═══ Document passage

7 Years in a Corporate World vs 7 Years as Independent: Lessons Learned

After a successful and dynamic corporate career of 7 years, it has now been just over 7 years since I went on my own. Here are 7 lessons that I learned on the journey:


  1. Stability. One of the biggest differences between the two worlds is the stability. Corporate careers assure a steady pay-check, clear career progression, company perks often including a car, travel, corporate card etc. etc. You also know that a company of 100+ years is likely to stay operational for the time being. On the other hand, when deciding to go on your own, you loose all of that. If you have mortgage and kids, the decision may be very tough. I did not have either and took the leap of faith. Although I lost the stability, I had to learn how to operate on my own and be my own boss. After 100+ projects for clients all over the world and across industries, I now feel I have a certain ease of embracing stability and the lack of thereof 🙂 Finally, I have observed a paradigm shift here in recent years, where freelancing is cutting into "safe" jobs. Therefore, I think people in a corporate world also need to learn resilience and be prepared for the unexpected.

  2. Freedom. Many of us choose going on our own due to the perceived freedom. I must say that at the beginning it can be quite the opposite as the stress of getting new clients, cash-flow issues, building a reputation, repeat business, not always being paid etc. are quite destabilising. Once properly set up however, the freedom is wonderful and I, personally, love the fact I can work from anywhere in the world and schedule my passions as I please as well. Working with companies and clients you really value, trust and like are also elements I appreciated later in life.

  3. Structure. This can be a make or break for some people, especially those who are not structured on their own. Learning and operating within corporate structures felt great to me and I think it can help a lot of people to manage their career and, in many ways, their lives as well. Conversely, going on your own and having no structure whatsoever can be deadly. I have always loved working and am disciplined by nature, but I know people struggle with lack of agenda, being able to sleep in, not having direction from their boss, not being in the office etc etc. This can be the biggest deciding factor if you think about making the change, i.e. do not go on your own if you lack structure and discipline.

  4. Network. Being able to network with colleagues, clients, and partners is something that I really enjoyed throughout my corporate life, especially at Thomson Reuters where I spent 6 years and really got to know amazing people across the world. When going on my own, I had to develop a new network in many ways, as seeking new clients, learning new skills, building a reputation etc etc. are completely different as a 1-person business vs 55,000+ people organisation (duh!). It took me some time to meet fellow successful entrepreneurs in Luxembourg and then the world. I felt I came from a different world (and in some ways it is still with me) vs for some entrepreneurship has always been the only choice. I somehow like the balance of the two, but I must admit that the thing I miss the most about the corporate world is the people aspect: the teamwork, leadership and quality time spent together. Freelancing get can lonely, so I am glad to be on the plane to Abu Dhabi now to attend the Finance Week, network and spend time with eToro colleagues. #adfw

  5. Holidays and days off. I was not thinking about that at all when switching. Now I realise how amazing it is to have 26 days or so (paid!) holiday days a year. I do not get paid for a second I am not working (no sick days either) and I tend to neglect taking "real holidays". Although I can design my life with much more freedom now, completely switching off is almost impossible (cannot set OOO and ask a colleague to cover for me). I will test it for few days now, as I am planning on crossing Maldives off my bucket list, and see if I can still do it...

══════
═══ Provided information

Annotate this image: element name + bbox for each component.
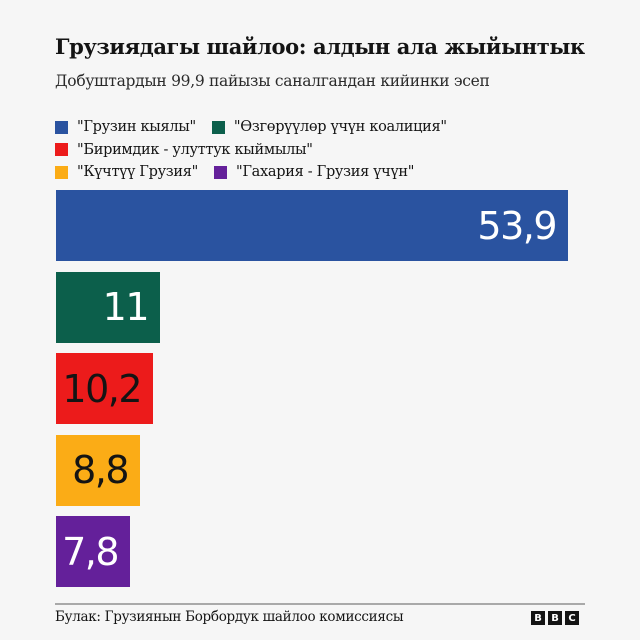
legend-swatch: [211, 120, 225, 134]
bar-value-label: 53,9: [477, 203, 557, 248]
bar-value-label: 7,8: [62, 529, 119, 574]
legend-item-coalition-for-change: "Өзгөрүүлөр үчүн коалиция": [211, 119, 447, 136]
legend-item-strong-georgia: "Күчтүү Грузия": [55, 164, 198, 180]
legend-swatch: [55, 120, 68, 134]
footer-divider: [55, 603, 585, 605]
bbc-logo-block: C: [565, 611, 579, 625]
bbc-logo-block: B: [548, 611, 562, 625]
legend-label: "Гахария - Грузия үчүн": [236, 164, 415, 181]
legend: "Грузин кыялы" "Өзгөрүүлөр үчүн коалиция…: [55, 116, 447, 184]
bar-strong-georgia: 8,8: [56, 434, 140, 506]
chart-subtitle: Добуштардын 99,9 пайызы саналгандан кийи…: [55, 72, 490, 90]
chart-title: Грузиядагы шайлоо: алдын ала жыйынтык: [55, 34, 585, 59]
legend-label: "Өзгөрүүлөр үчүн коалиция": [233, 119, 447, 136]
bbc-logo: B B C: [531, 611, 582, 625]
legend-swatch: [55, 143, 68, 157]
source-note: Булак: Грузиянын Борбордук шайлоо комисс…: [55, 609, 404, 625]
legend-item-gakharia-for-georgia: "Гахария - Грузия үчүн": [214, 164, 414, 180]
bar-value-label: 11: [102, 285, 150, 329]
legend-item-unity-national-movement: "Биримдик - улуттук кыймылы": [55, 142, 313, 158]
legend-item-georgian-dream: "Грузин кыялы": [55, 119, 196, 135]
legend-row: "Күчтүү Грузия" "Гахария - Грузия үчүн": [55, 161, 447, 184]
bbc-logo-block: B: [531, 611, 545, 625]
legend-row: "Биримдик - улуттук кыймылы": [55, 139, 447, 162]
bar-value-label: 10,2: [62, 366, 142, 411]
legend-label: "Биримдик - улуттук кыймылы": [77, 141, 313, 158]
legend-label: "Грузин кыялы": [77, 119, 196, 136]
legend-label: "Күчтүү Грузия": [77, 164, 198, 181]
bar-gakharia-for-georgia: 7,8: [56, 516, 130, 587]
bar-unity-national-movement: 10,2: [56, 353, 153, 424]
bar-coalition-for-change: 11: [56, 271, 160, 343]
legend-swatch: [55, 165, 68, 179]
bar-value-label: 8,8: [72, 448, 129, 492]
bar-chart: 53,9 11 10,2 8,8 7,8: [56, 190, 568, 598]
legend-swatch: [214, 165, 227, 179]
bar-georgian-dream: 53,9: [56, 190, 568, 261]
legend-row: "Грузин кыялы" "Өзгөрүүлөр үчүн коалиция…: [55, 116, 447, 139]
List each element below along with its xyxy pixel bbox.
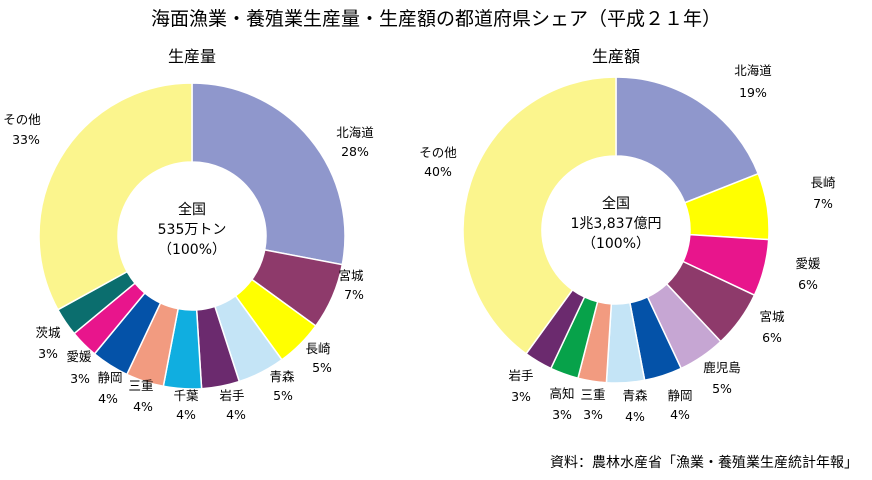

══════

• Set task A:
Answer these questions from the career lessons piece:
(i) How many years did the writer spend at Thomson Reuters?
(ii) To which city is the writer flying to attend the Finance Week?
(iii) About how many paid holiday days a year does the writer mention?
• Set task B:
Copy the career lessons piece from "5. Holidays and" to "still do it...".
• Set task C:
Write what comes next in the career lessons piece, starting after its last sentence.
These entries were drawn from a separate source.

• Exercise answer A:
(i) 6 years
(ii) Abu Dhabi
(iii) 26 days or so

• Exercise answer B:
5. Holidays and days off. I was not thinking about that at all when switching. Now I realise how amazing it is to have 26 days or so (paid!) holiday days a year. I do not get paid for a second I am not working (no sick days either) and I tend to neglect taking "real holidays". Although I can design my life with much more freedom now, completely switching off is almost impossible (cannot set OOO and ask a colleague to cover for me). I will test it for few days now, as I am planning on crossing Maldives off my bucket list, and see if I can still do it...

• Exercise answer C:
  6. Reputation. I found this one very interesting and I realise that it may sound controversial. What I observed is that corporate people often look down at entrepreneurs (after all, they are small and often not so useful to them), while entrepreneurs look down at corporations (they are slow, inefficient and in a rat race). I guess it really depends on POV, experience, mindset and current position you find yourself in. I tend to admire big businesses for their success and brand equity, but appreciate the impact and expertise a smaller business can have on a wider business ecosystem.

  7. Money. Finally, the ever important aspect of $. Corporate world is, again, much more predictable and has, almost always, a ceiling for the job you are performing. For simplicity reasons we can say a relatively junior level employee will make 50K a year, senior manager 100K and director level 200K. Naturally, there will also be CEOs making millions. When you go on your own, you can make 70K in month 1 and 0 for the next few months (most entrepreneurs struggle in first years)...or you can work few hours a day and make more than you made in your full time corporate job...or you can work for 5-6 weeks like crazy and then live on a beach somewhere for 10% of the cost in a big city. There is much more flexibility in the latter and it can also lead to no ceiling when scaling the business. Personally, I would not advise to make a decision purely based on $. I think it is important to consider all of the aforementioned points and choose the path that is most suited to you.


In conclusion, many people are strong advocates of one career being vastly superior to another. I have to disagree. I have thoroughly enjoyed my corporate career and I love being independent. Would I go back? Likely not, but it all depends 🙂.

I hope this was an interesting read.

Thanks!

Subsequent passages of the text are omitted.